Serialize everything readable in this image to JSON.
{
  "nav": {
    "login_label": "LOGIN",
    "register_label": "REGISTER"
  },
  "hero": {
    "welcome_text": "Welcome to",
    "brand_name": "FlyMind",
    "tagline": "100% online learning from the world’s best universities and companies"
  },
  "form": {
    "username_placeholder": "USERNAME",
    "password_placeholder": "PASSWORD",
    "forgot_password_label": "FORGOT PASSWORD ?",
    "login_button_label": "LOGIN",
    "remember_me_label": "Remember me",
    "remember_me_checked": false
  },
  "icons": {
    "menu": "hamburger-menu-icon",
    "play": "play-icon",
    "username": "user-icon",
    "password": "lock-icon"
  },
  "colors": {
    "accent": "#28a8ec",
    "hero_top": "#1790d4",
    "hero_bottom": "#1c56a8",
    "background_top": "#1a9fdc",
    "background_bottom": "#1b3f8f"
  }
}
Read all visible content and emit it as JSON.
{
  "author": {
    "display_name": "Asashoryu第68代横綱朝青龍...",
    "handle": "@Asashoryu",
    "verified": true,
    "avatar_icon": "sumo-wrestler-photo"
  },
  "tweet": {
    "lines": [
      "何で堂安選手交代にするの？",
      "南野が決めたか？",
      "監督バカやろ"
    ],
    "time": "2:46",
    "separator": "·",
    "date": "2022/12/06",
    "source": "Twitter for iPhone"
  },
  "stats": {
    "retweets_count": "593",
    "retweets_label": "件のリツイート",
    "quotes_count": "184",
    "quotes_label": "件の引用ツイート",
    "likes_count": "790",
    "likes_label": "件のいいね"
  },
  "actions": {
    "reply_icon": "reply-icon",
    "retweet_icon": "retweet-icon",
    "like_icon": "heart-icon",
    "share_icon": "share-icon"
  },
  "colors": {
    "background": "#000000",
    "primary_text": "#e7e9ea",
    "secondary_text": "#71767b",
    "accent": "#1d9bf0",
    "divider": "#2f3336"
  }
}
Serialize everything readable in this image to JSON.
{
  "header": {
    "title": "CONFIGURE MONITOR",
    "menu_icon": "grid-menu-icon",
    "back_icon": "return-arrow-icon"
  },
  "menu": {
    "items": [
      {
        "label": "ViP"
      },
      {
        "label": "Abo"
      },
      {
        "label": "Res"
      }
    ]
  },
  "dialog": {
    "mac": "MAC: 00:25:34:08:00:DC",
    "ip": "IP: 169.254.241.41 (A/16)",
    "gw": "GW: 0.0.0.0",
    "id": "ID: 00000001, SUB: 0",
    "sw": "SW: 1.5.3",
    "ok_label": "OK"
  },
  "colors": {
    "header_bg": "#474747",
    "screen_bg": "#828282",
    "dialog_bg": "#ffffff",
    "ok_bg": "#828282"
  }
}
-----
* **Job**
Produce a verbatim transcription of the entries above.

* **Solution for this problem**
Serialize everything readable in this image to JSON.
{
  "nav": {
    "login_label": "LOGIN",
    "register_label": "REGISTER"
  },
  "hero": {
    "welcome_text": "Welcome to",
    "brand_name": "FlyMind",
    "tagline": "100% online learning from the world’s best universities and companies"
  },
  "form": {
    "username_placeholder": "USERNAME",
    "password_placeholder": "PASSWORD",
    "forgot_password_label": "FORGOT PASSWORD ?",
    "login_button_label": "LOGIN",
    "remember_me_label": "Remember me",
    "remember_me_checked": false
  },
  "icons": {
    "menu": "hamburger-menu-icon",
    "play": "play-icon",
    "username": "user-icon",
    "password": "lock-icon"
  },
  "colors": {
    "accent": "#28a8ec",
    "hero_top": "#1790d4",
    "hero_bottom": "#1c56a8",
    "background_top": "#1a9fdc",
    "background_bottom": "#1b3f8f"
  }
}
Read all visible content and emit it as JSON.
{
  "author": {
    "display_name": "Asashoryu第68代横綱朝青龍...",
    "handle": "@Asashoryu",
    "verified": true,
    "avatar_icon": "sumo-wrestler-photo"
  },
  "tweet": {
    "lines": [
      "何で堂安選手交代にするの？",
      "南野が決めたか？",
      "監督バカやろ"
    ],
    "time": "2:46",
    "separator": "·",
    "date": "2022/12/06",
    "source": "Twitter for iPhone"
  },
  "stats": {
    "retweets_count": "593",
    "retweets_label": "件のリツイート",
    "quotes_count": "184",
    "quotes_label": "件の引用ツイート",
    "likes_count": "790",
    "likes_label": "件のいいね"
  },
  "actions": {
    "reply_icon": "reply-icon",
    "retweet_icon": "retweet-icon",
    "like_icon": "heart-icon",
    "share_icon": "share-icon"
  },
  "colors": {
    "background": "#000000",
    "primary_text": "#e7e9ea",
    "secondary_text": "#71767b",
    "accent": "#1d9bf0",
    "divider": "#2f3336"
  }
}
Serialize everything readable in this image to JSON.
{
  "header": {
    "title": "CONFIGURE MONITOR",
    "menu_icon": "grid-menu-icon",
    "back_icon": "return-arrow-icon"
  },
  "menu": {
    "items": [
      {
        "label": "ViP"
      },
      {
        "label": "Abo"
      },
      {
        "label": "Res"
      }
    ]
  },
  "dialog": {
    "mac": "MAC: 00:25:34:08:00:DC",
    "ip": "IP: 169.254.241.41 (A/16)",
    "gw": "GW: 0.0.0.0",
    "id": "ID: 00000001, SUB: 0",
    "sw": "SW: 1.5.3",
    "ok_label": "OK"
  },
  "colors": {
    "header_bg": "#474747",
    "screen_bg": "#828282",
    "dialog_bg": "#ffffff",
    "ok_bg": "#828282"
  }
}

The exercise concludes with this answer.